**** DATA LISTING ****

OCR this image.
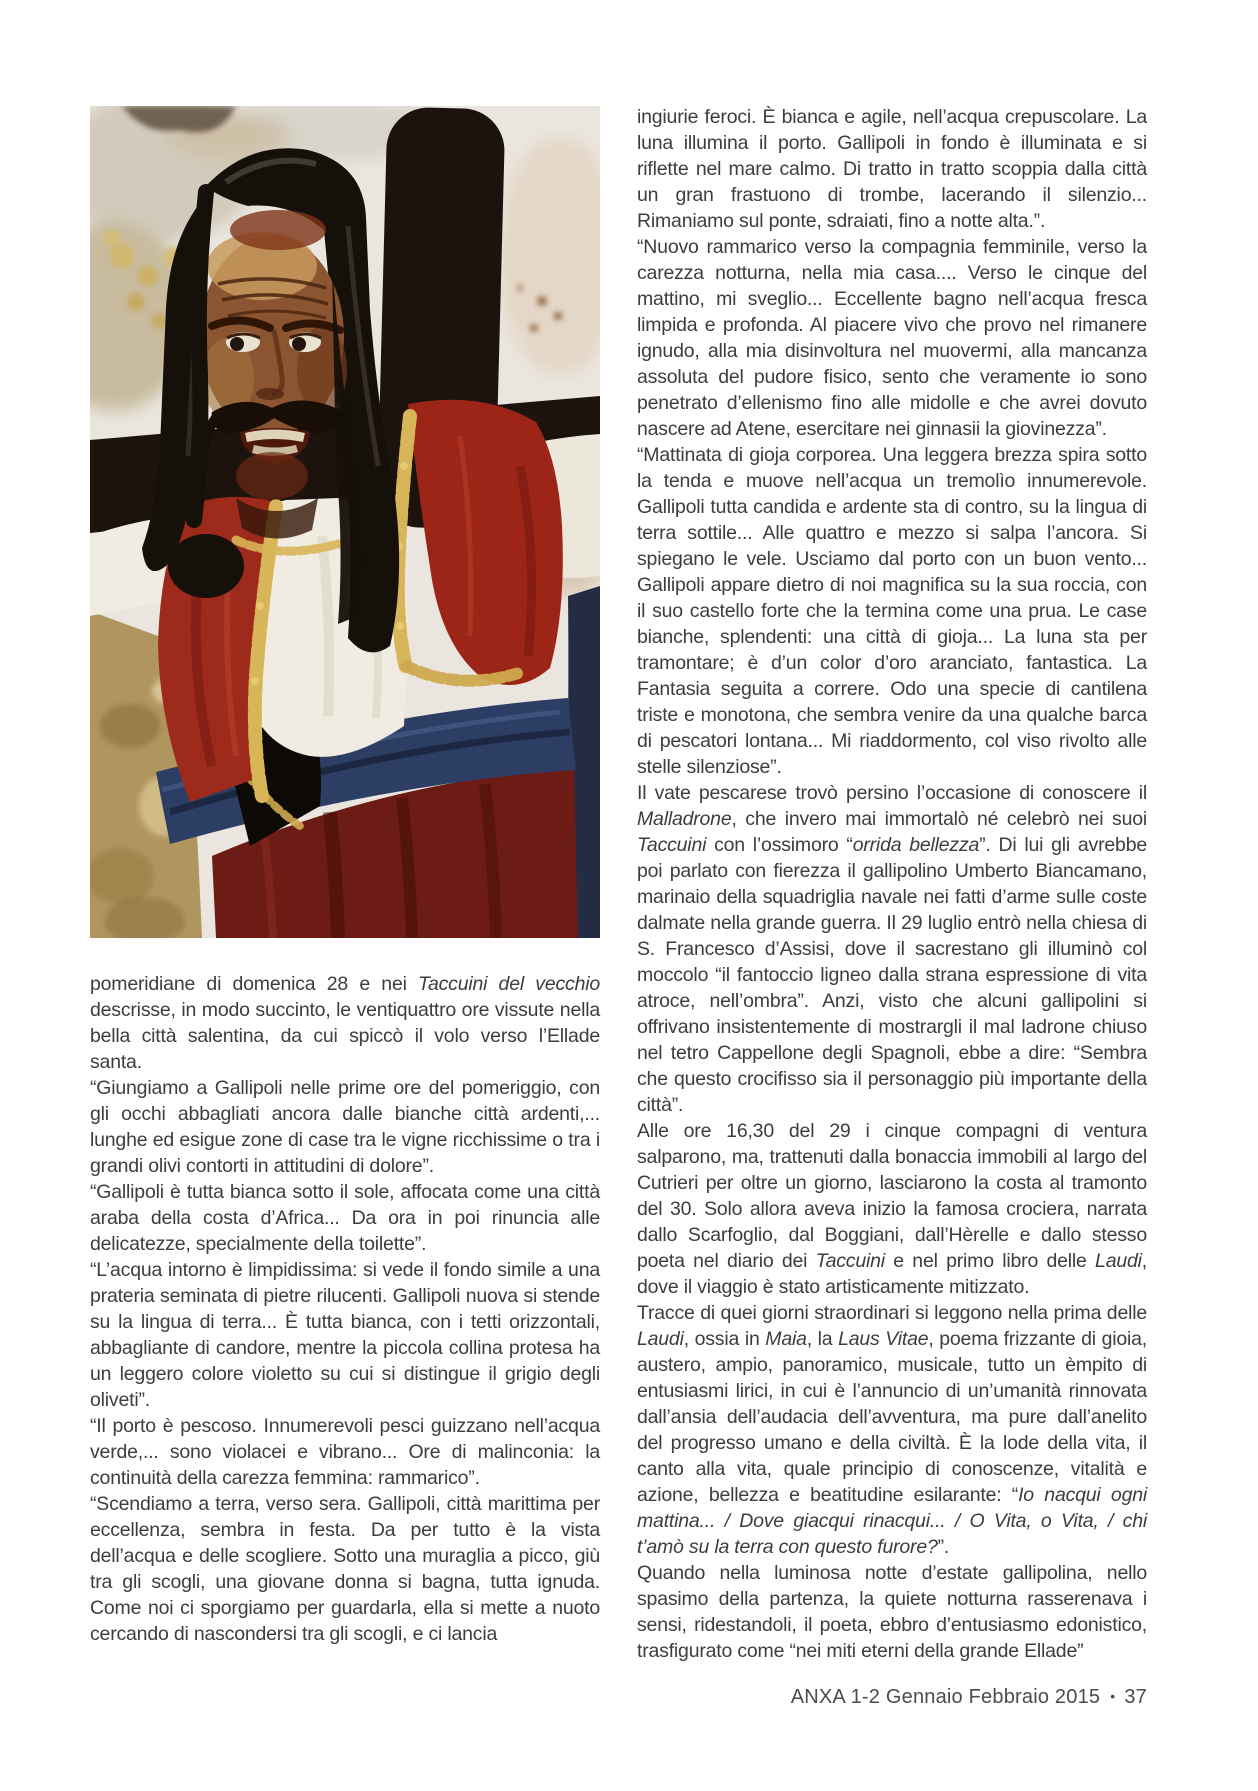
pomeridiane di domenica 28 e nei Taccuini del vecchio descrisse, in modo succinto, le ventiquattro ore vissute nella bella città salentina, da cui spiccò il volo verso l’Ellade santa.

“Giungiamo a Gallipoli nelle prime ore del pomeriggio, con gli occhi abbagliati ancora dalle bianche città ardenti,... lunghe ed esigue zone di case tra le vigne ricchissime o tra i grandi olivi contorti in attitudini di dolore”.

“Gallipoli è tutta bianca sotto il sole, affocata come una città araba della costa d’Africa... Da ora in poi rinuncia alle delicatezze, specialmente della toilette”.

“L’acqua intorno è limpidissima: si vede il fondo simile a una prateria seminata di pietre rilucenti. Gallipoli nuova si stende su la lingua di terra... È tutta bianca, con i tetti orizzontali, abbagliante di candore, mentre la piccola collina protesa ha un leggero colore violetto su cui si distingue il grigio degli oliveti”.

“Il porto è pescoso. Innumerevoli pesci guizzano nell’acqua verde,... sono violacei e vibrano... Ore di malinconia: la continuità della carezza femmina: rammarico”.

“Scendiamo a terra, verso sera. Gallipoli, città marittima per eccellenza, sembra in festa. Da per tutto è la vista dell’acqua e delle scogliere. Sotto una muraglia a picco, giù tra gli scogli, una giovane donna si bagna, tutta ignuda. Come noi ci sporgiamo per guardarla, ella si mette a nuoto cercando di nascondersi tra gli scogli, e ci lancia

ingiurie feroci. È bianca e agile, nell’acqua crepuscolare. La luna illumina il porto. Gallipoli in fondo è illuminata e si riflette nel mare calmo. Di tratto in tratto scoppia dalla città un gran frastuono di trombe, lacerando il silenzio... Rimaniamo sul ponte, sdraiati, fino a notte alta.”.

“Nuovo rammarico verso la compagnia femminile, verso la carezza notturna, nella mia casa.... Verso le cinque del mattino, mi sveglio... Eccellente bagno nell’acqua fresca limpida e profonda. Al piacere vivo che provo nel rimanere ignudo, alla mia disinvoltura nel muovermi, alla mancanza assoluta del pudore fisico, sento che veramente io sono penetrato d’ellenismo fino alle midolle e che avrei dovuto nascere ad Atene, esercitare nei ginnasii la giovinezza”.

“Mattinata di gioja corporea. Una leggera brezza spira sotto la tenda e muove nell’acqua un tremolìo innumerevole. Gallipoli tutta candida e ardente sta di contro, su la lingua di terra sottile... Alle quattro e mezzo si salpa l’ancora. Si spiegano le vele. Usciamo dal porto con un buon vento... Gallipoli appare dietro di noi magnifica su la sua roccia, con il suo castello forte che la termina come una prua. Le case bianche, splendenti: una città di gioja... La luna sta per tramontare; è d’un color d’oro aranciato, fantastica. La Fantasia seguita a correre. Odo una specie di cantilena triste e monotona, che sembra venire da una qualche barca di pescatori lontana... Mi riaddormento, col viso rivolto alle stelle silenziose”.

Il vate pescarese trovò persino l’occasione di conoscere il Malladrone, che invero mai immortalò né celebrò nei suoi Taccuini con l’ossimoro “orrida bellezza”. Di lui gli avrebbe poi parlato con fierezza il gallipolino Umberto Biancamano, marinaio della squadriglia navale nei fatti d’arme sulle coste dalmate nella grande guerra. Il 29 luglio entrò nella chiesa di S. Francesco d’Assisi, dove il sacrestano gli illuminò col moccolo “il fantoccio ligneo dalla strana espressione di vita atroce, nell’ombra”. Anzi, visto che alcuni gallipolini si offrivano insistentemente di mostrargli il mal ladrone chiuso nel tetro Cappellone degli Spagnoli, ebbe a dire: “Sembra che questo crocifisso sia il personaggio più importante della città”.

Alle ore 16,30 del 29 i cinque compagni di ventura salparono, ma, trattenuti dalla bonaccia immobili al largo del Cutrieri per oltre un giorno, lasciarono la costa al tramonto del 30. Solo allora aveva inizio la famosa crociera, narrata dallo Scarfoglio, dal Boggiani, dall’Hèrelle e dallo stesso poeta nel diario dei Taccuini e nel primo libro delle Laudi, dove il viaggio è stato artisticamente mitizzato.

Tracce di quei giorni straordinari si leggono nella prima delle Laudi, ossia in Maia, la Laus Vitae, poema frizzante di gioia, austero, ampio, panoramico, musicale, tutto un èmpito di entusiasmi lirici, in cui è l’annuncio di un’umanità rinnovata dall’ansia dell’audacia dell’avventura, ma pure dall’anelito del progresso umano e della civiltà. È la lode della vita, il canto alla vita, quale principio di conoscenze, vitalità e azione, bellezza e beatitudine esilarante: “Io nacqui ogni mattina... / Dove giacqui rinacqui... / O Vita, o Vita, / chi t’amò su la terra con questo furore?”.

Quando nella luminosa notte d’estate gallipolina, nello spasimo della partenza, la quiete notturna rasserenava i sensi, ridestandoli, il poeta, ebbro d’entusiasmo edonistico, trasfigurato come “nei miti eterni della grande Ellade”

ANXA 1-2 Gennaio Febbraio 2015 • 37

****
**** DATA LISTING ****

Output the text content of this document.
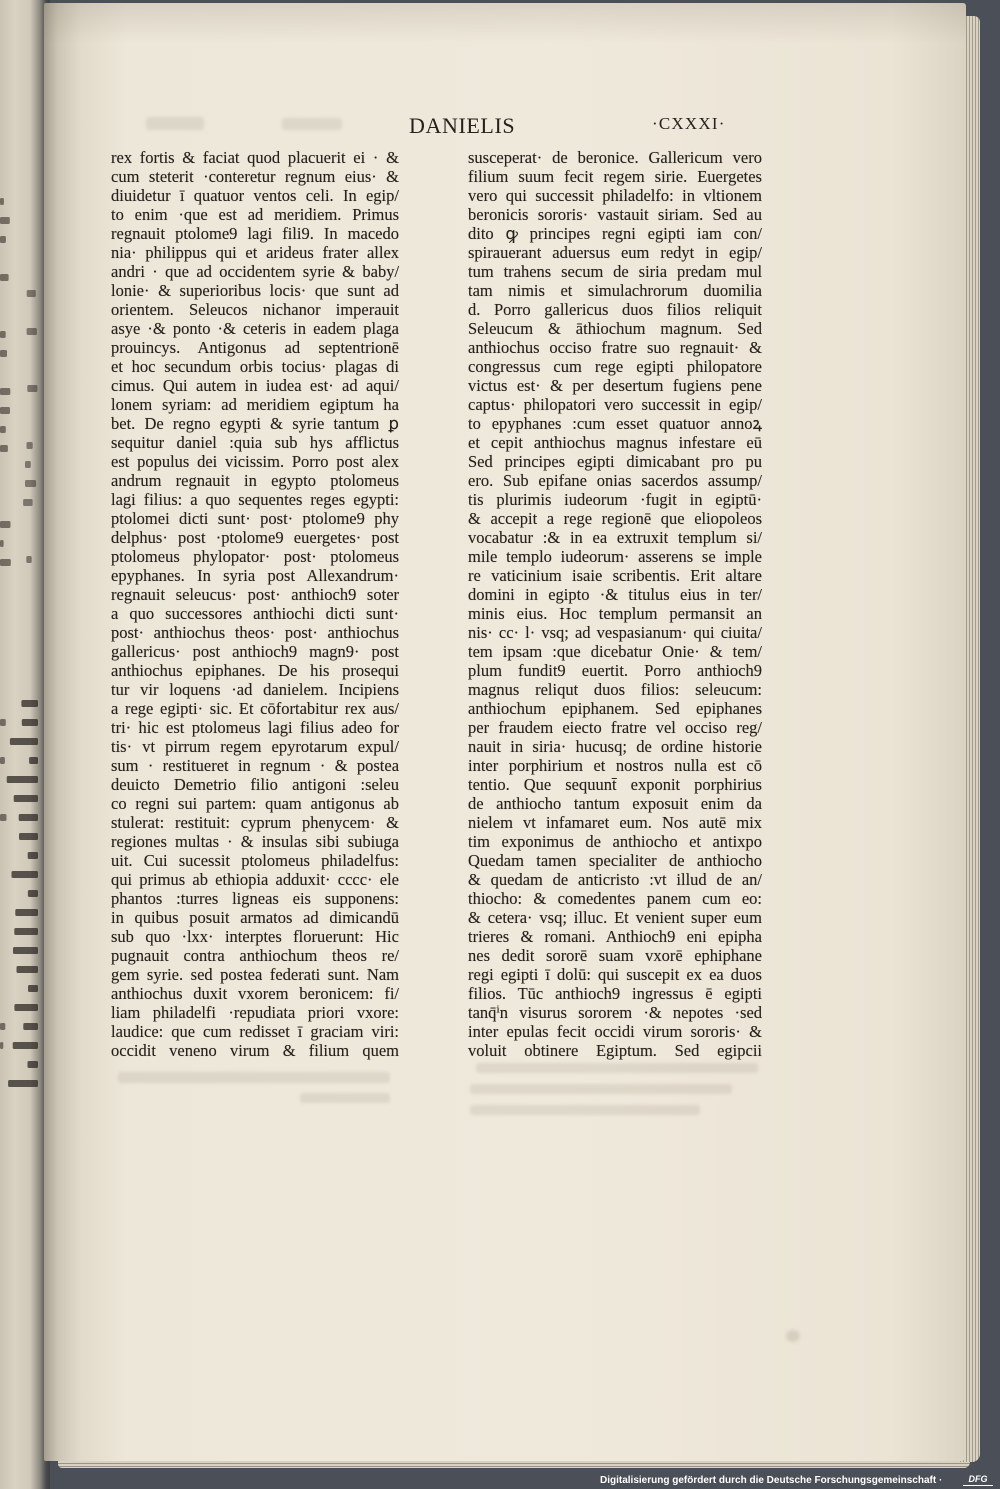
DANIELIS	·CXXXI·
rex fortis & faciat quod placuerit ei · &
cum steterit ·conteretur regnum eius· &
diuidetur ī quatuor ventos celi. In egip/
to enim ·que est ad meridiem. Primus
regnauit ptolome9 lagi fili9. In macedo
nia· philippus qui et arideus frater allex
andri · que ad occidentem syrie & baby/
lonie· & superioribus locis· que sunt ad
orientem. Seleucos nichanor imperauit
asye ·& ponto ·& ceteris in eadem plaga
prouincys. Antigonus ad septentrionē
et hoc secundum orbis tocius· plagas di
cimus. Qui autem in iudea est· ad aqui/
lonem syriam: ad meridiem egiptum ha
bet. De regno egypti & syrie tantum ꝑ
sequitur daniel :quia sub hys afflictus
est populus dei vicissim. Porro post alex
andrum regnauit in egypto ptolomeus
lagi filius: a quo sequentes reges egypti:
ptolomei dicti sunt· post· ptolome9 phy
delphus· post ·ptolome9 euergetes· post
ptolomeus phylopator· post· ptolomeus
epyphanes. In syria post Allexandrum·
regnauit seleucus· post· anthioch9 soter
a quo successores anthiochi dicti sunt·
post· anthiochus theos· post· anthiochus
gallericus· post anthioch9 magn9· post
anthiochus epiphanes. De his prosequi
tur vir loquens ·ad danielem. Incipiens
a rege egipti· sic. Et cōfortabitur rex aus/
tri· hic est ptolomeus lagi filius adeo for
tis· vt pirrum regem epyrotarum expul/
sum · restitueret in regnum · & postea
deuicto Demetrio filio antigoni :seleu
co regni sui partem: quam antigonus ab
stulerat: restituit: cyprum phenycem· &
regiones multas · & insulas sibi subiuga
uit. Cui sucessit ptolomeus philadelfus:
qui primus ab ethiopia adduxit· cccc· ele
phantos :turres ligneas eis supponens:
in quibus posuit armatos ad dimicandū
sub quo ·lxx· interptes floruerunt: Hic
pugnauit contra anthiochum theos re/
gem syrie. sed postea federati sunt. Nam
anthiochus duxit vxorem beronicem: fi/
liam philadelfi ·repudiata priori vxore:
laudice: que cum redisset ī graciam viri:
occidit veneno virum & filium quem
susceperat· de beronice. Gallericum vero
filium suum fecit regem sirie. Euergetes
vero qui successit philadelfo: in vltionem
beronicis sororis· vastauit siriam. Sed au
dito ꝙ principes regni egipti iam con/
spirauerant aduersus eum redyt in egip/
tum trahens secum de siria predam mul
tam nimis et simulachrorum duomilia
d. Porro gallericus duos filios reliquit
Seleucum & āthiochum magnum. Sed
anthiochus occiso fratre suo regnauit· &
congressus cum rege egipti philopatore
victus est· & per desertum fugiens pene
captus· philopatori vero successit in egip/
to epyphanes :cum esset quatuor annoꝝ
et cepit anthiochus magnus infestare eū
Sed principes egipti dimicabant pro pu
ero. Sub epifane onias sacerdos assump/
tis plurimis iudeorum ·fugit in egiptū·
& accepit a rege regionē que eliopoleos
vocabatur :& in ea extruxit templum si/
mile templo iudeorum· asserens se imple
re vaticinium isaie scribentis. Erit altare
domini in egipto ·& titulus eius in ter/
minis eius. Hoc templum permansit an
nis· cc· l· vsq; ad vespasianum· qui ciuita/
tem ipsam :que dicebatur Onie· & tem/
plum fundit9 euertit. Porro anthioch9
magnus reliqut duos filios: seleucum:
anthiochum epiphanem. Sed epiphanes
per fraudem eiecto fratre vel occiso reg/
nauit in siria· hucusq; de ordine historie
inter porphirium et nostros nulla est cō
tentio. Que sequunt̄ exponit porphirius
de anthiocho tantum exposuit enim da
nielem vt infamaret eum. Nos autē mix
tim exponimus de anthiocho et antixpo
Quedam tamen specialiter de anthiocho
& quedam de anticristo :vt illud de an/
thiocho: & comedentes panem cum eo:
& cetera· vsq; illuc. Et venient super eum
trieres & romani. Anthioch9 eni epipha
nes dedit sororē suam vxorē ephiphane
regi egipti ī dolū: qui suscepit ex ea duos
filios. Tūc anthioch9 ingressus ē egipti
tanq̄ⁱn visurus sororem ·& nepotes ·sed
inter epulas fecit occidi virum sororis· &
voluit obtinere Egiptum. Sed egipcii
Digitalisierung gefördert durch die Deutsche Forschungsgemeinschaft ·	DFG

****

AIM:
Write out every line of the entries that holds the word "case".

OUTPUT:
“Giungiamo a Gallipoli nelle prime ore del pomeriggio, con gli occhi abbagliati ancora dalle bianche città ardenti,... lunghe ed esigue zone di case tra le vigne ricchissime o tra i grandi olivi contorti in attitudini di dolore”.
“Mattinata di gioja corporea. Una leggera brezza spira sotto la tenda e muove nell’acqua un tremolìo innumerevole. Gallipoli tutta candida e ardente sta di contro, su la lingua di terra sottile... Alle quattro e mezzo si salpa l’ancora. Si spiegano le vele. Usciamo dal porto con un buon vento... Gallipoli appare dietro di noi magnifica su la sua roccia, con il suo castello forte che la termina come una prua. Le case bianche, splendenti: una città di gioja... La luna sta per tramontare; è d’un color d’oro aranciato, fantastica. La Fantasia seguita a correre. Odo una specie di cantilena triste e monotona, che sembra venire da una qualche barca di pescatori lontana... Mi riaddormento, col viso rivolto alle stelle silenziose”.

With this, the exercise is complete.